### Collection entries
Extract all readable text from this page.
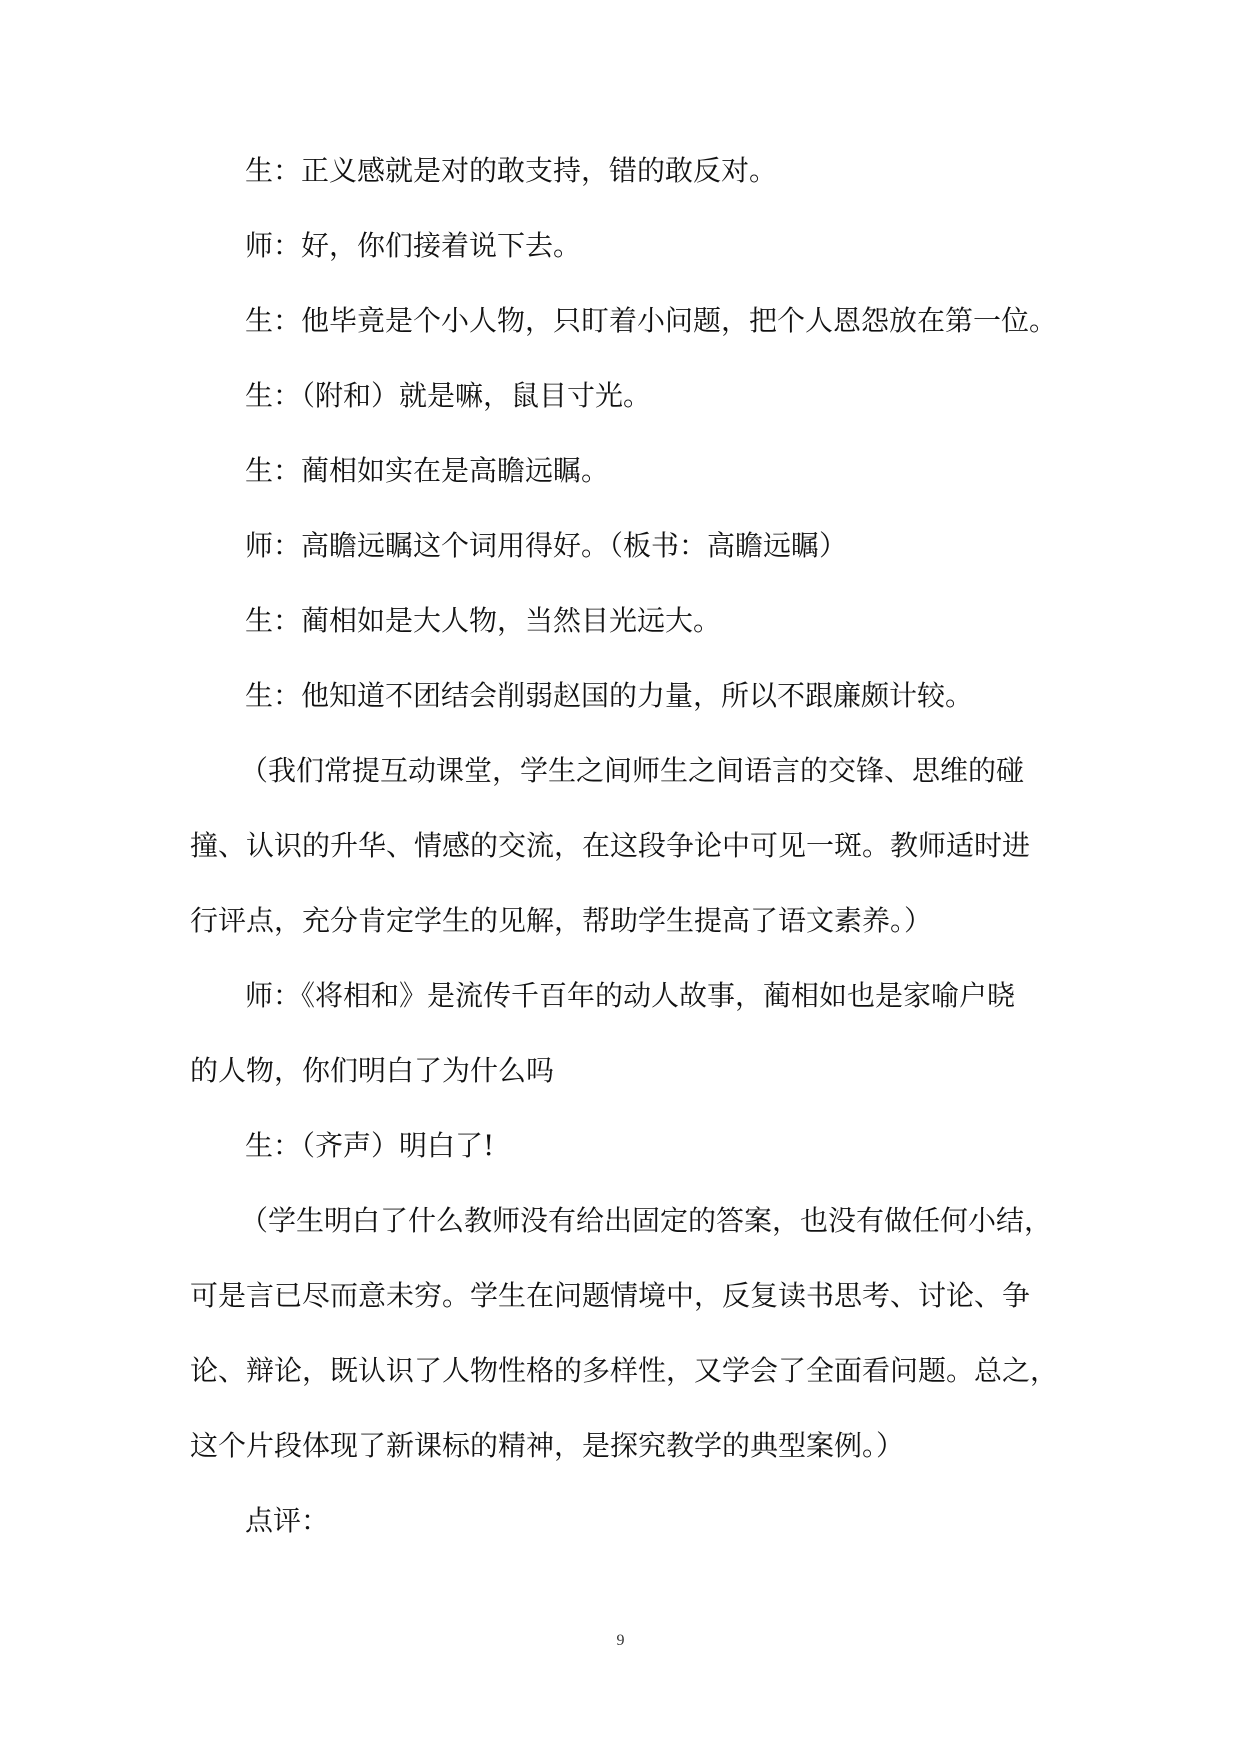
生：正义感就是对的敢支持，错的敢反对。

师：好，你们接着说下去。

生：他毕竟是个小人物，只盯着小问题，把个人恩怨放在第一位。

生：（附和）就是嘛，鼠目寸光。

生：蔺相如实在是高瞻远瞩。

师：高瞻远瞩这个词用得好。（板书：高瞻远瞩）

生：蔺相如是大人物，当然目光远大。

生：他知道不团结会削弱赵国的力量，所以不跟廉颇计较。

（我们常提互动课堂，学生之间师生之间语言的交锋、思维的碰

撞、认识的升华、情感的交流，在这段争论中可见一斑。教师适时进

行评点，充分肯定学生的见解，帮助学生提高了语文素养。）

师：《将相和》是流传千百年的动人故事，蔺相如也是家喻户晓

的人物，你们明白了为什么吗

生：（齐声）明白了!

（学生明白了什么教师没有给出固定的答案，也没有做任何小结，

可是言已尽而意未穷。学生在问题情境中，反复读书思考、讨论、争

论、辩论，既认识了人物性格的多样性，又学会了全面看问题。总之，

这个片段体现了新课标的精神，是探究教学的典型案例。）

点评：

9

### SHORT EXERCISE
Retype all of the entries exactly as written, leaving out any images.

### OUTPUT FOR THIS EXERCISE
Extract all readable text from this page.
生：正义感就是对的敢支持，错的敢反对。

师：好，你们接着说下去。

生：他毕竟是个小人物，只盯着小问题，把个人恩怨放在第一位。

生：（附和）就是嘛，鼠目寸光。

生：蔺相如实在是高瞻远瞩。

师：高瞻远瞩这个词用得好。（板书：高瞻远瞩）

生：蔺相如是大人物，当然目光远大。

生：他知道不团结会削弱赵国的力量，所以不跟廉颇计较。

（我们常提互动课堂，学生之间师生之间语言的交锋、思维的碰

撞、认识的升华、情感的交流，在这段争论中可见一斑。教师适时进

行评点，充分肯定学生的见解，帮助学生提高了语文素养。）

师：《将相和》是流传千百年的动人故事，蔺相如也是家喻户晓

的人物，你们明白了为什么吗

生：（齐声）明白了!

（学生明白了什么教师没有给出固定的答案，也没有做任何小结，

可是言已尽而意未穷。学生在问题情境中，反复读书思考、讨论、争

论、辩论，既认识了人物性格的多样性，又学会了全面看问题。总之，

这个片段体现了新课标的精神，是探究教学的典型案例。）

点评：

9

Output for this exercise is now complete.